[Recorded data]
◆ ◆ ◆ ◆ ◆ ◆ ◆

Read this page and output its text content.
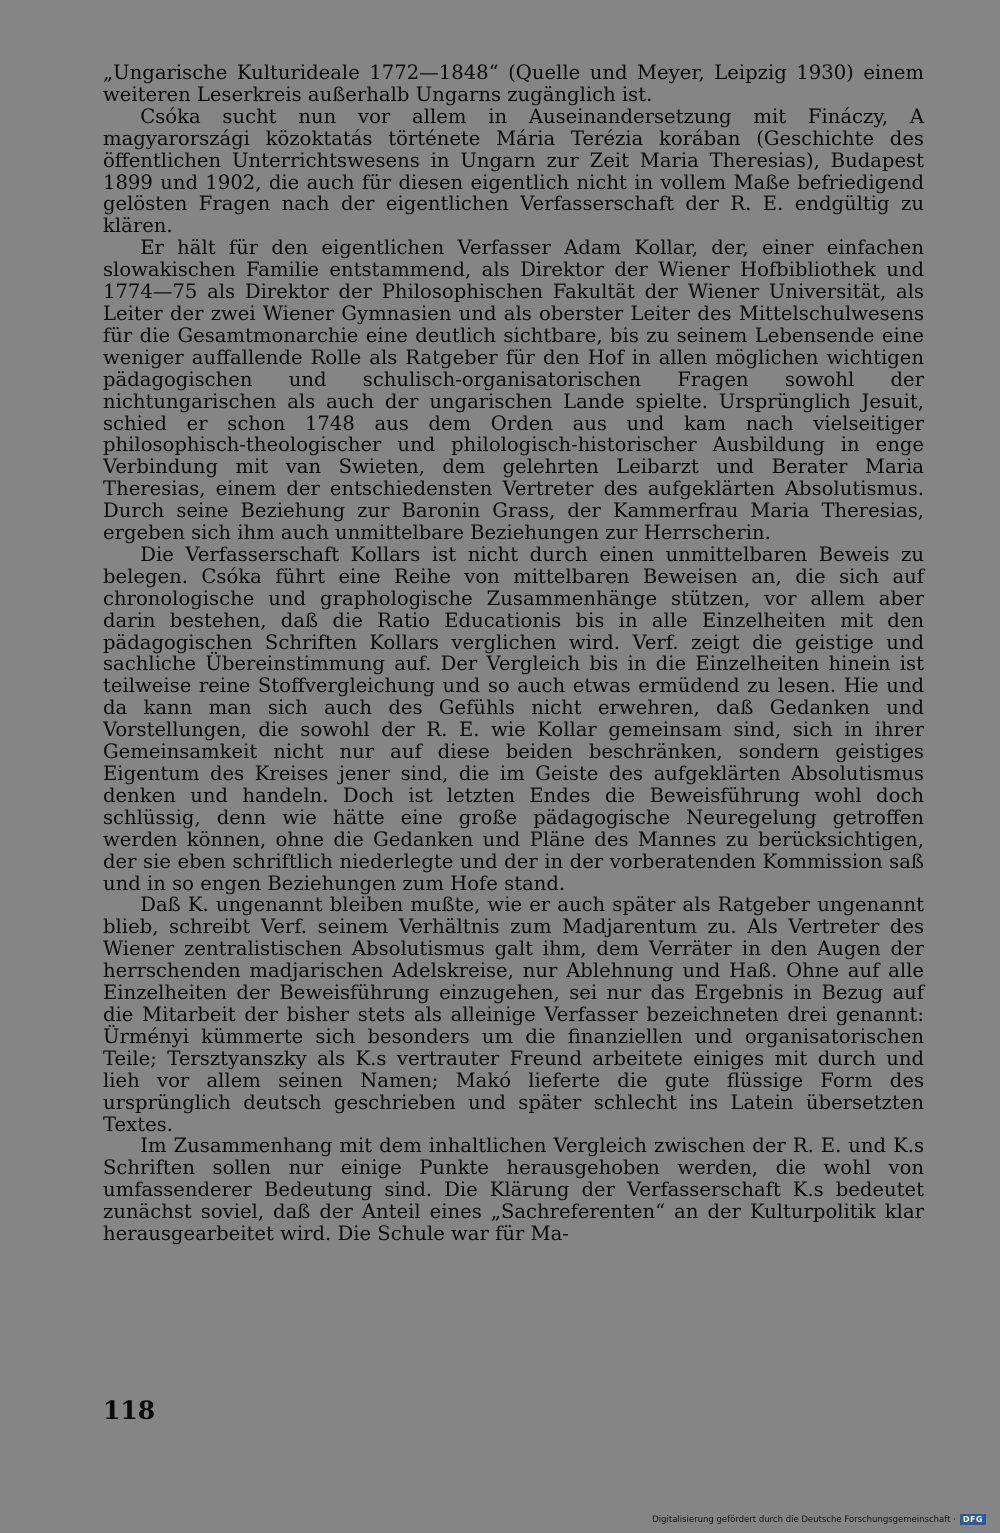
„Ungarische Kulturideale 1772—1848“ (Quelle und Meyer, Leipzig 1930) einem weiteren Leserkreis außerhalb Ungarns zugänglich ist.

Csóka sucht nun vor allem in Auseinandersetzung mit Fináczy, A magyarországi közoktatás története Mária Terézia korában (Geschichte des öffentlichen Unterrichtswesens in Ungarn zur Zeit Maria Theresias), Budapest 1899 und 1902, die auch für diesen eigentlich nicht in vollem Maße befriedigend gelösten Fragen nach der eigentlichen Verfasserschaft der R. E. endgültig zu klären.

Er hält für den eigentlichen Verfasser Adam Kollar, der, einer einfachen slowakischen Familie entstammend, als Direktor der Wiener Hofbibliothek und 1774—75 als Direktor der Philosophischen Fakultät der Wiener Universität, als Leiter der zwei Wiener Gymnasien und als oberster Leiter des Mittelschulwesens für die Gesamtmonarchie eine deutlich sichtbare, bis zu seinem Lebensende eine weniger auffallende Rolle als Ratgeber für den Hof in allen möglichen wichtigen pädagogischen und schulisch-organisatorischen Fragen sowohl der nichtungarischen als auch der ungarischen Lande spielte. Ursprünglich Jesuit, schied er schon 1748 aus dem Orden aus und kam nach vielseitiger philosophisch-theologischer und philologisch-historischer Ausbildung in enge Verbindung mit van Swieten, dem gelehrten Leibarzt und Berater Maria Theresias, einem der entschiedensten Vertreter des aufgeklärten Absolutismus. Durch seine Beziehung zur Baronin Grass, der Kammerfrau Maria Theresias, ergeben sich ihm auch unmittelbare Beziehungen zur Herrscherin.

Die Verfasserschaft Kollars ist nicht durch einen unmittelbaren Beweis zu belegen. Csóka führt eine Reihe von mittelbaren Beweisen an, die sich auf chronologische und graphologische Zusammenhänge stützen, vor allem aber darin bestehen, daß die Ratio Educationis bis in alle Einzelheiten mit den pädagogischen Schriften Kollars verglichen wird. Verf. zeigt die geistige und sachliche Übereinstimmung auf. Der Vergleich bis in die Einzelheiten hinein ist teilweise reine Stoffvergleichung und so auch etwas ermüdend zu lesen. Hie und da kann man sich auch des Gefühls nicht erwehren, daß Gedanken und Vorstellungen, die sowohl der R. E. wie Kollar gemeinsam sind, sich in ihrer Gemeinsamkeit nicht nur auf diese beiden beschränken, sondern geistiges Eigentum des Kreises jener sind, die im Geiste des aufgeklärten Absolutismus denken und handeln. Doch ist letzten Endes die Beweisführung wohl doch schlüssig, denn wie hätte eine große pädagogische Neuregelung getroffen werden können, ohne die Gedanken und Pläne des Mannes zu berücksichtigen, der sie eben schriftlich niederlegte und der in der vorberatenden Kommission saß und in so engen Beziehungen zum Hofe stand.

Daß K. ungenannt bleiben mußte, wie er auch später als Ratgeber ungenannt blieb, schreibt Verf. seinem Verhältnis zum Madjarentum zu. Als Vertreter des Wiener zentralistischen Absolutismus galt ihm, dem Verräter in den Augen der herrschenden madjarischen Adelskreise, nur Ablehnung und Haß. Ohne auf alle Einzelheiten der Beweisführung einzugehen, sei nur das Ergebnis in Bezug auf die Mitarbeit der bisher stets als alleinige Verfasser bezeichneten drei genannt: Ürményi kümmerte sich besonders um die finanziellen und organisatorischen Teile; Tersztyanszky als K.s vertrauter Freund arbeitete einiges mit durch und lieh vor allem seinen Namen; Makó lieferte die gute flüssige Form des ursprünglich deutsch geschrieben und später schlecht ins Latein übersetzten Textes.

Im Zusammenhang mit dem inhaltlichen Vergleich zwischen der R. E. und K.s Schriften sollen nur einige Punkte herausgehoben werden, die wohl von umfassenderer Bedeutung sind. Die Klärung der Verfasserschaft K.s bedeutet zunächst soviel, daß der Anteil eines „Sachreferenten“ an der Kulturpolitik klar herausgearbeitet wird. Die Schule war für Ma-

118
Digitalisierung gefördert durch die Deutsche Forschungsgemeinschaft · DFG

◆ ◆ ◆ ◆ ◆ ◆ ◆

• _What you are asked to do_
Write out all the records again, exactly, minus any pictures.

• _Answer to this task_
Read this page and output its text content.
„Ungarische Kulturideale 1772—1848“ (Quelle und Meyer, Leipzig 1930) einem weiteren Leserkreis außerhalb Ungarns zugänglich ist.

Csóka sucht nun vor allem in Auseinandersetzung mit Fináczy, A magyarországi közoktatás története Mária Terézia korában (Geschichte des öffentlichen Unterrichtswesens in Ungarn zur Zeit Maria Theresias), Budapest 1899 und 1902, die auch für diesen eigentlich nicht in vollem Maße befriedigend gelösten Fragen nach der eigentlichen Verfasserschaft der R. E. endgültig zu klären.

Er hält für den eigentlichen Verfasser Adam Kollar, der, einer einfachen slowakischen Familie entstammend, als Direktor der Wiener Hofbibliothek und 1774—75 als Direktor der Philosophischen Fakultät der Wiener Universität, als Leiter der zwei Wiener Gymnasien und als oberster Leiter des Mittelschulwesens für die Gesamtmonarchie eine deutlich sichtbare, bis zu seinem Lebensende eine weniger auffallende Rolle als Ratgeber für den Hof in allen möglichen wichtigen pädagogischen und schulisch-organisatorischen Fragen sowohl der nichtungarischen als auch der ungarischen Lande spielte. Ursprünglich Jesuit, schied er schon 1748 aus dem Orden aus und kam nach vielseitiger philosophisch-theologischer und philologisch-historischer Ausbildung in enge Verbindung mit van Swieten, dem gelehrten Leibarzt und Berater Maria Theresias, einem der entschiedensten Vertreter des aufgeklärten Absolutismus. Durch seine Beziehung zur Baronin Grass, der Kammerfrau Maria Theresias, ergeben sich ihm auch unmittelbare Beziehungen zur Herrscherin.

Die Verfasserschaft Kollars ist nicht durch einen unmittelbaren Beweis zu belegen. Csóka führt eine Reihe von mittelbaren Beweisen an, die sich auf chronologische und graphologische Zusammenhänge stützen, vor allem aber darin bestehen, daß die Ratio Educationis bis in alle Einzelheiten mit den pädagogischen Schriften Kollars verglichen wird. Verf. zeigt die geistige und sachliche Übereinstimmung auf. Der Vergleich bis in die Einzelheiten hinein ist teilweise reine Stoffvergleichung und so auch etwas ermüdend zu lesen. Hie und da kann man sich auch des Gefühls nicht erwehren, daß Gedanken und Vorstellungen, die sowohl der R. E. wie Kollar gemeinsam sind, sich in ihrer Gemeinsamkeit nicht nur auf diese beiden beschränken, sondern geistiges Eigentum des Kreises jener sind, die im Geiste des aufgeklärten Absolutismus denken und handeln. Doch ist letzten Endes die Beweisführung wohl doch schlüssig, denn wie hätte eine große pädagogische Neuregelung getroffen werden können, ohne die Gedanken und Pläne des Mannes zu berücksichtigen, der sie eben schriftlich niederlegte und der in der vorberatenden Kommission saß und in so engen Beziehungen zum Hofe stand.

Daß K. ungenannt bleiben mußte, wie er auch später als Ratgeber ungenannt blieb, schreibt Verf. seinem Verhältnis zum Madjarentum zu. Als Vertreter des Wiener zentralistischen Absolutismus galt ihm, dem Verräter in den Augen der herrschenden madjarischen Adelskreise, nur Ablehnung und Haß. Ohne auf alle Einzelheiten der Beweisführung einzugehen, sei nur das Ergebnis in Bezug auf die Mitarbeit der bisher stets als alleinige Verfasser bezeichneten drei genannt: Ürményi kümmerte sich besonders um die finanziellen und organisatorischen Teile; Tersztyanszky als K.s vertrauter Freund arbeitete einiges mit durch und lieh vor allem seinen Namen; Makó lieferte die gute flüssige Form des ursprünglich deutsch geschrieben und später schlecht ins Latein übersetzten Textes.

Im Zusammenhang mit dem inhaltlichen Vergleich zwischen der R. E. und K.s Schriften sollen nur einige Punkte herausgehoben werden, die wohl von umfassenderer Bedeutung sind. Die Klärung der Verfasserschaft K.s bedeutet zunächst soviel, daß der Anteil eines „Sachreferenten“ an der Kulturpolitik klar herausgearbeitet wird. Die Schule war für Ma-

118
Digitalisierung gefördert durch die Deutsche Forschungsgemeinschaft · DFG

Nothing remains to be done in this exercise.